> _DOCUMENT SECTION_:
== Segment start ==

Lethbridge/Notebook
From 2007.igem.org
Contents |
July 07 2007
Attempted Transformation of 4 Biobricks.
1. BBa_J5526 - Plate 3 well 6F - RFP 2. BBa_I13522 - Plate 2 well 15H - GFP 3. BBa_R0011 - Plate 1 well 7M - LacI inhibited promoter 4. BBa_PO440 - Plate 1 well 21K - GFP repressor
Protocol
1. Add 15uL deionized H2O to well 2. Add 1 uL plasmid to 25uL DH5alpha 3. Incubate on ice for 30min 4. Heat shock without shaking for 20sec 5. Place on ice for 2min 6. Add 0.5mL LB, incubate for 1hr 7. Plate 100uL on amp+ LB plates, incubate overnight at 37 C
July 14 2007
RFP and GFP repressor plates had colonies (RFP had only 1 colony). GFP and promoter did not.
July 16 2007
Repeated transformation of GFP, RFP, and promoter, with addition of a cell concentraion step and more cells/plasmid. (Revisions to protocol in bold.)

== Segment end ==

> _STUDY QUESTIONS_:
1) According to the lab notebook, how long is the heat shock step in the transformation protocol?
2) Write the next part of the lab notebook, picking up after its last sentence.
The lines that follow have nothing to do with the lab notebook.

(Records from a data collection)
== Segment start ==

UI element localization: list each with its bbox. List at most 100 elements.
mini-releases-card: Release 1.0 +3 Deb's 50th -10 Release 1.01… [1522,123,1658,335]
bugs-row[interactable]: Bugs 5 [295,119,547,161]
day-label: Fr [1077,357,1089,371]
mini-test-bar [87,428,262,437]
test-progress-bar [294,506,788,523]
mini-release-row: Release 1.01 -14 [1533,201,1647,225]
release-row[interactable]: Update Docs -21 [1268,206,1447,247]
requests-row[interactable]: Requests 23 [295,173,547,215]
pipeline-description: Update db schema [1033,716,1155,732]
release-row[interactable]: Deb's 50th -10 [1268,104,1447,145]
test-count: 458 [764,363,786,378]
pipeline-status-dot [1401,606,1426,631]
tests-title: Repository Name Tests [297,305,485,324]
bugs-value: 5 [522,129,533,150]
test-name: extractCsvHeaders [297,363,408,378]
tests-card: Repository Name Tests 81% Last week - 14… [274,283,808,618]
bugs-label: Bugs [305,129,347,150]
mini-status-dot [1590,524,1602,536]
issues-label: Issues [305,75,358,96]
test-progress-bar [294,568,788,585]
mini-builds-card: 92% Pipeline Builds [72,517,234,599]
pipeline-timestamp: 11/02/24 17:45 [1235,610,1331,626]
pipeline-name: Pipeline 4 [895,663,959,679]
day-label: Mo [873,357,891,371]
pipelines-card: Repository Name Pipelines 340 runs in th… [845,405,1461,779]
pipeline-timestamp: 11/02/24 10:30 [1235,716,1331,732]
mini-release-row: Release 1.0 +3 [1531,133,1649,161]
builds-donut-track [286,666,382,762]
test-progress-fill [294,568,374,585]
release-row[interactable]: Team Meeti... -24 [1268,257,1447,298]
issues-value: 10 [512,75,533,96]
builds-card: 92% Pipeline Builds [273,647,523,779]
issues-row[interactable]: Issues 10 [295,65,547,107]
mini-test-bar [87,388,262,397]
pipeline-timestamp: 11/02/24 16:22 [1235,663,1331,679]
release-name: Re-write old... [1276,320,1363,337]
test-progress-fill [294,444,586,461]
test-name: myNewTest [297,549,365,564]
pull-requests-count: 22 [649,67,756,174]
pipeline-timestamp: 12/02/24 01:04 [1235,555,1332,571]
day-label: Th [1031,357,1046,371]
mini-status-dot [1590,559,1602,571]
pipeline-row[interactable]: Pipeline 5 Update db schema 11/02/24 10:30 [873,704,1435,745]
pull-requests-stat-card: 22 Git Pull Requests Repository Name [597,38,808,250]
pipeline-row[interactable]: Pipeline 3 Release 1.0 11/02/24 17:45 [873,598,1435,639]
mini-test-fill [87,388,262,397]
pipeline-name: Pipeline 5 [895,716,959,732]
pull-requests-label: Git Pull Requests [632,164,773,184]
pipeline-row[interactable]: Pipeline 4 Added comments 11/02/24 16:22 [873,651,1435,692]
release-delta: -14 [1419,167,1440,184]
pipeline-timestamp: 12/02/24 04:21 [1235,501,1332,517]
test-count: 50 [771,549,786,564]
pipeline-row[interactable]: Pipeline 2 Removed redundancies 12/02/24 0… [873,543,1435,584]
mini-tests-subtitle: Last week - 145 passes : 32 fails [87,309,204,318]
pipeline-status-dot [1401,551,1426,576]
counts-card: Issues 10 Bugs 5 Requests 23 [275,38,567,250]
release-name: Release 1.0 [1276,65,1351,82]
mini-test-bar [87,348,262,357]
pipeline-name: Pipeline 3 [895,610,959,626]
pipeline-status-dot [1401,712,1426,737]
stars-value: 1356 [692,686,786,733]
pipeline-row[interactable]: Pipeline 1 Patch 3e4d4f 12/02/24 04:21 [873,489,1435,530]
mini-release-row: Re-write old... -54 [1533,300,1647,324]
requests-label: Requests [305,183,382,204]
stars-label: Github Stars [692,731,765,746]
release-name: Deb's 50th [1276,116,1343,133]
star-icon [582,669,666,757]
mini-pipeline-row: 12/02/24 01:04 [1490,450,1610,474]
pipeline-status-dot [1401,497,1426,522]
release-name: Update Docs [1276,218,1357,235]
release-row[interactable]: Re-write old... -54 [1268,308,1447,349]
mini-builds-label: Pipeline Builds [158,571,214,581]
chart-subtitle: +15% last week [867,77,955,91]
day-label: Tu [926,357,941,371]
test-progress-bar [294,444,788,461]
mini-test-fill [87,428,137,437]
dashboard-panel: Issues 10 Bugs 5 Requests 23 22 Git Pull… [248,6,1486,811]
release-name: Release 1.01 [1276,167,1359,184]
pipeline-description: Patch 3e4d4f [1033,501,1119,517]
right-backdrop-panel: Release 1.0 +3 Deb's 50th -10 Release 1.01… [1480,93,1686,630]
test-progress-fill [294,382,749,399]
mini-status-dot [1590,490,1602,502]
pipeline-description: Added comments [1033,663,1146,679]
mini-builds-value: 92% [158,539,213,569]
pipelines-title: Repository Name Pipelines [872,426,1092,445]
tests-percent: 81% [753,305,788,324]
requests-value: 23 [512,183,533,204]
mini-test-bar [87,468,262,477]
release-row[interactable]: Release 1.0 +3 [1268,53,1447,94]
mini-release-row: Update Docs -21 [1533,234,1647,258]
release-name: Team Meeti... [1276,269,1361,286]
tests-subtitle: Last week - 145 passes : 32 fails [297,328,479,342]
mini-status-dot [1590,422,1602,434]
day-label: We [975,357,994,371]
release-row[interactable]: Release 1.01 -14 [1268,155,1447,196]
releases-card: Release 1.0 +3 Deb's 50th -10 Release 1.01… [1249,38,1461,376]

== Segment end ==

> _EXERCISE ANSWERS_:
1) 20 seconds, without shaking.

2)
Protocol
1. Add 35uL deionized H2O to well 2. Add 5uL plasmid to 50uL DH5alpha 3. Incubate on ice for 30min 4. Heat shock without shaking for 20sec 5. Place on ice for 2min 6. Add 0.5mL LB, incubate for 1hr 7. Spin down cells gently, remove 350uL supernatant and resuspend (gently!) pellet 8. Plate 100uL on amp+ LB plates, incubate overnight at 37 C
Picked colonies from RFP and GFP repressor and inoculated amp+ LB broth
July 17 2007
GFP and promoter had colonies. RFP did not. Performed plasmid prep on RFP and GFP repressor cultures according to QIAprep Miniprep Handbook 2nd Ed. Nov '05 rip out bench protocol for microcentrifuge.
July 18 2007
Ran extracted plasmids on a gel
RFP appears to be too small, and cells do not show red flourescence under UV light. Since part appears not to be working, will build RFP part from 5 subparts.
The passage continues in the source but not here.